Your task – Starting at the first of the rows and ending at the line containing "The pendulum mass 106 is at (242, 200).", rewrite those lines with "enlarged" swapped for "magnified" and everything else left as it is. Leave out the pictures.

○ ○ ○ ○ ○

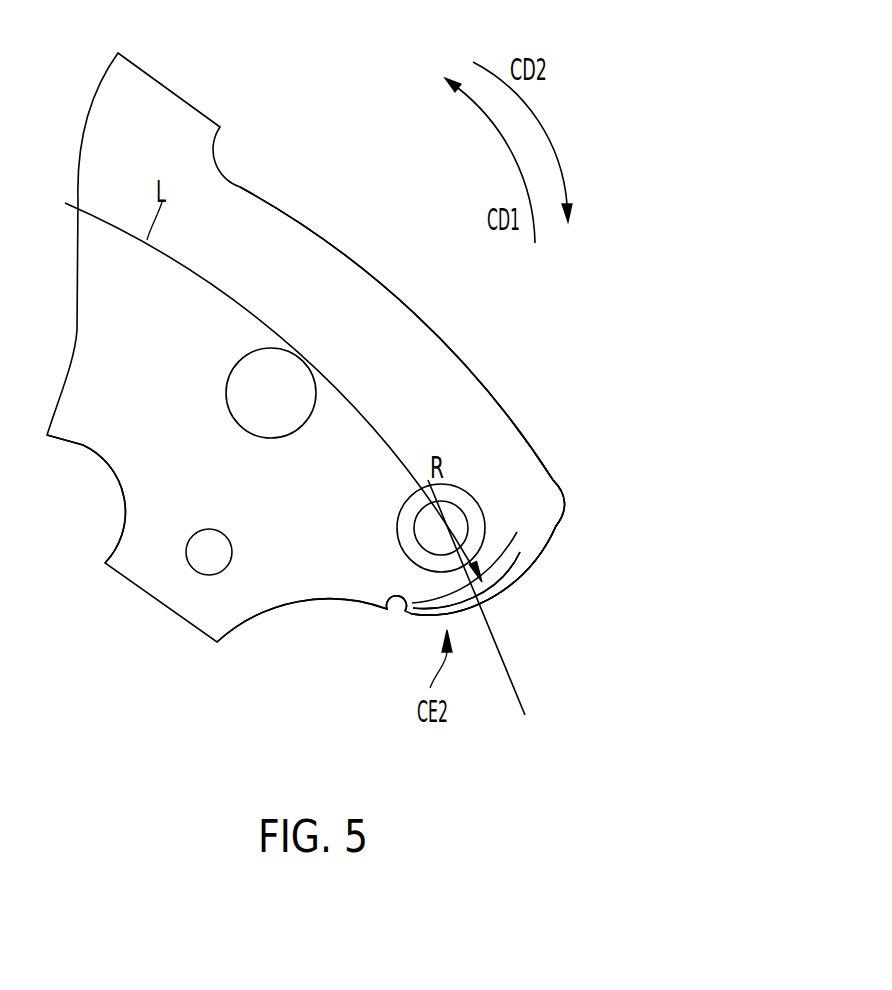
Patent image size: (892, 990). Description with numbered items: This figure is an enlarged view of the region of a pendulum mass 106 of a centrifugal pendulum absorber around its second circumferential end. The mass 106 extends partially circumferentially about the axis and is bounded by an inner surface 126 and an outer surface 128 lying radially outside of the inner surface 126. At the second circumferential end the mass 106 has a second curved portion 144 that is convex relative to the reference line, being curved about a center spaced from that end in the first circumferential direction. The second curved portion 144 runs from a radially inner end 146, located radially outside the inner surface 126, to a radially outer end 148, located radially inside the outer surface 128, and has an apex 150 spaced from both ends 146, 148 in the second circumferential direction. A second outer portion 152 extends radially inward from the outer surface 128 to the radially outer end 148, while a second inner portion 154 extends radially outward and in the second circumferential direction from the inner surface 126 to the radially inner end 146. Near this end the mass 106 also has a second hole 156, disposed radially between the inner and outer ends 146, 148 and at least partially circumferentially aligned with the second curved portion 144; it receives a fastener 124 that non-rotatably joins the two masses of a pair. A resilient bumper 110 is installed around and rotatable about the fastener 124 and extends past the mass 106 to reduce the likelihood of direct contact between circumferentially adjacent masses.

The pendulum mass 106 is at (242, 200).
The outer surface 128 is at (383, 284).
The inner surface 126 is at (83, 445).
The second inner portion 154 is at (260, 615).
The radially inner end 146 is at (392, 617).
The fastener 124 is at (460, 507).
The second hole 156 is at (414, 518).
The second curved portion 144 is at (500, 560).
The apex 150 is at (473, 590).
The second outer portion 152 is at (507, 560).
The radially outer end 148 is at (533, 543).
The resilient bumper 110 is at (527, 563).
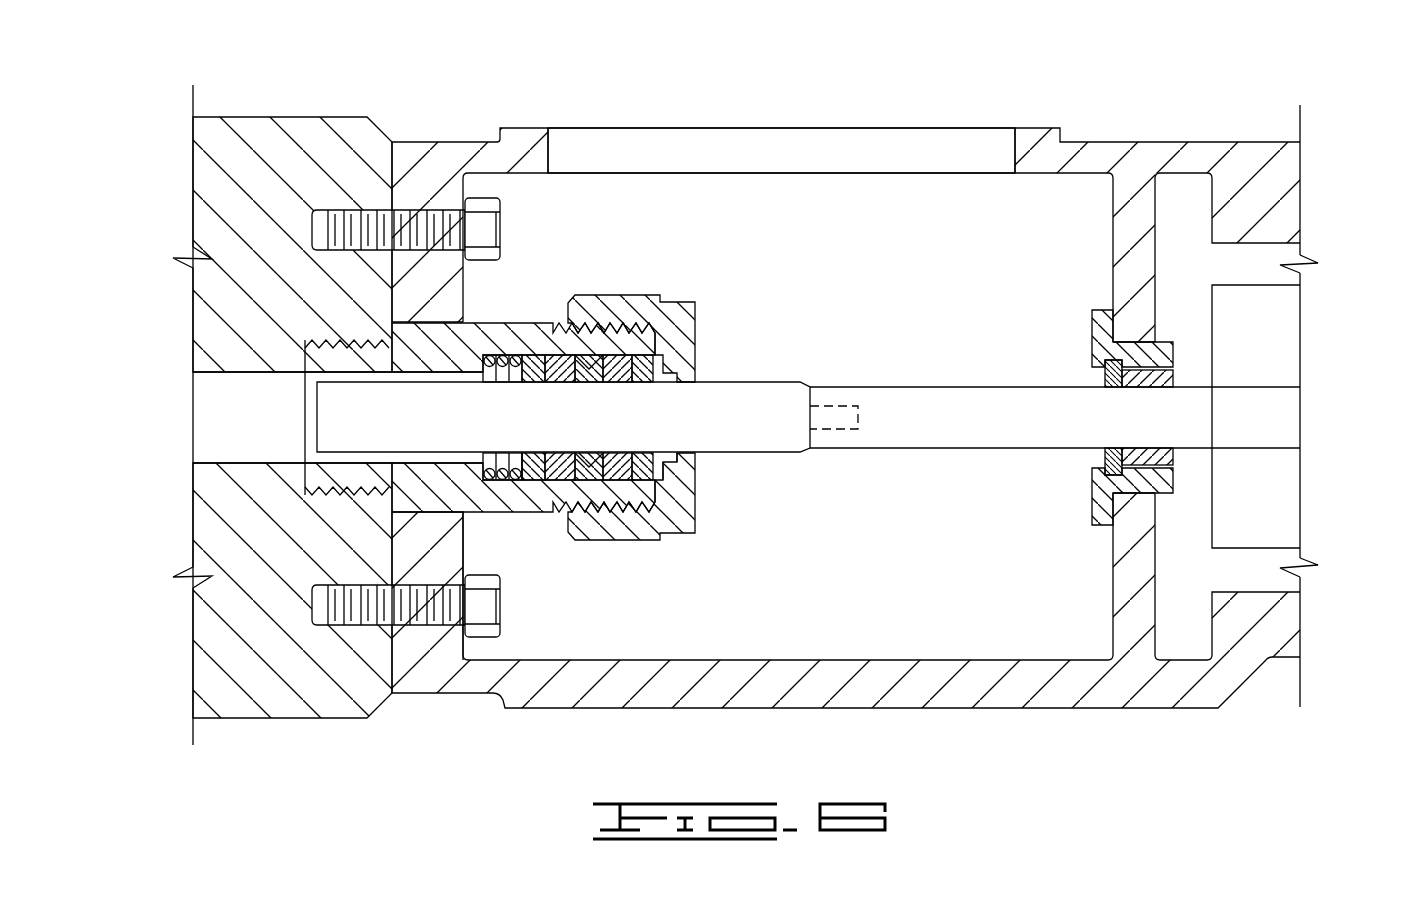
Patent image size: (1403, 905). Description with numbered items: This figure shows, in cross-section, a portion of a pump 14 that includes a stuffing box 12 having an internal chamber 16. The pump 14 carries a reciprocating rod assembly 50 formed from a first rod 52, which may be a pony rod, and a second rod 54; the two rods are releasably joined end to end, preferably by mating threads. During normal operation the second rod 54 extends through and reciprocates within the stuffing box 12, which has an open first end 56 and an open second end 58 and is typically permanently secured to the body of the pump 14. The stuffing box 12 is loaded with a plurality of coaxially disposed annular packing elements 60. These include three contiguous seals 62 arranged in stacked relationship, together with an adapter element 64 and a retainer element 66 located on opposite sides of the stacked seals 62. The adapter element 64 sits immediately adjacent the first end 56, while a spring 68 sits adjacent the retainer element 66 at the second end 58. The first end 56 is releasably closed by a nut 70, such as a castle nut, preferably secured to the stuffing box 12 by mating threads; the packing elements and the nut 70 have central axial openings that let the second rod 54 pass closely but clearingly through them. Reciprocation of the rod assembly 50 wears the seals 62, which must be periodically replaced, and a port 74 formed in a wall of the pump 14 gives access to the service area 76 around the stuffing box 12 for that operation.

The stuffing box 12 is at (517, 322).
The pump 14 is at (263, 116).
The internal chamber 16 is at (522, 477).
The reciprocating rod assembly 50 is at (812, 458).
The first rod 52 is at (1267, 398).
The second rod 54 is at (782, 385).
The first end 56 is at (695, 315).
The second end 58 is at (302, 358).
The annular packing elements 60 is at (590, 355).
The seals 62 is at (565, 478).
The adapter element 64 is at (650, 368).
The retainer element 66 is at (533, 355).
The spring 68 is at (487, 355).
The nut 70 is at (697, 498).
The port 74 is at (963, 128).
The service area 76 is at (763, 207).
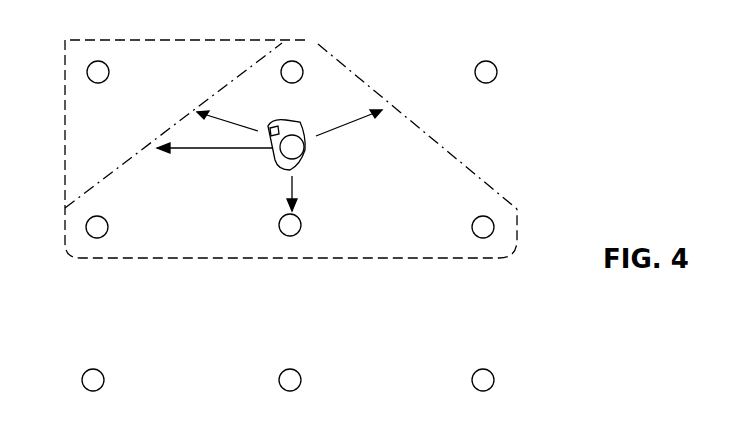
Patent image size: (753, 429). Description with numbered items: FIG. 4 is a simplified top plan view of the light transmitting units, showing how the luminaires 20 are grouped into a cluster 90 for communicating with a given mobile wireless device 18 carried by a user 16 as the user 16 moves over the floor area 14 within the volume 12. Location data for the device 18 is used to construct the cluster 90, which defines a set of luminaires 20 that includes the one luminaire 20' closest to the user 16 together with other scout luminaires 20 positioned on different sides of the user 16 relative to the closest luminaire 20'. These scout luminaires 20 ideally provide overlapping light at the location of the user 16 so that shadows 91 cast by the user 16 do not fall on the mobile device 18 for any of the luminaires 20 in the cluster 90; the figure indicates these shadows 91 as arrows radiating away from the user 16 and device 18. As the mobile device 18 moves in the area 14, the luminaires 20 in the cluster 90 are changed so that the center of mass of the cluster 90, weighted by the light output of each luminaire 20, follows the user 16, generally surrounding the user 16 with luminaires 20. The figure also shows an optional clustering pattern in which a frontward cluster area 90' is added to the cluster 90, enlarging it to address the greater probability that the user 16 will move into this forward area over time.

The volume 12 is at (208, 317).
The floor area 14 is at (413, 317).
The user 16 is at (302, 158).
The wireless device 18 is at (278, 157).
The luminaire 20 is at (307, 204).
The closest luminaire 20' is at (314, 50).
The cluster 90 is at (291, 126).
The frontward cluster area 90' is at (273, 146).
The shadow 91 is at (238, 124).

○ ○ ○ ○ ○

The completed task –
Patent image size: (892, 990). Description with numbered items: This figure is an magnified view of the region of a pendulum mass 106 of a centrifugal pendulum absorber around its second circumferential end. The mass 106 extends partially circumferentially about the axis and is bounded by an inner surface 126 and an outer surface 128 lying radially outside of the inner surface 126. At the second circumferential end the mass 106 has a second curved portion 144 that is convex relative to the reference line, being curved about a center spaced from that end in the first circumferential direction. The second curved portion 144 runs from a radially inner end 146, located radially outside the inner surface 126, to a radially outer end 148, located radially inside the outer surface 128, and has an apex 150 spaced from both ends 146, 148 in the second circumferential direction. A second outer portion 152 extends radially inward from the outer surface 128 to the radially outer end 148, while a second inner portion 154 extends radially outward and in the second circumferential direction from the inner surface 126 to the radially inner end 146. Near this end the mass 106 also has a second hole 156, disposed radially between the inner and outer ends 146, 148 and at least partially circumferentially aligned with the second curved portion 144; it receives a fastener 124 that non-rotatably joins the two masses of a pair. A resilient bumper 110 is installed around and rotatable about the fastener 124 and extends past the mass 106 to reduce the likelihood of direct contact between circumferentially adjacent masses.

The pendulum mass 106 is at (242, 200).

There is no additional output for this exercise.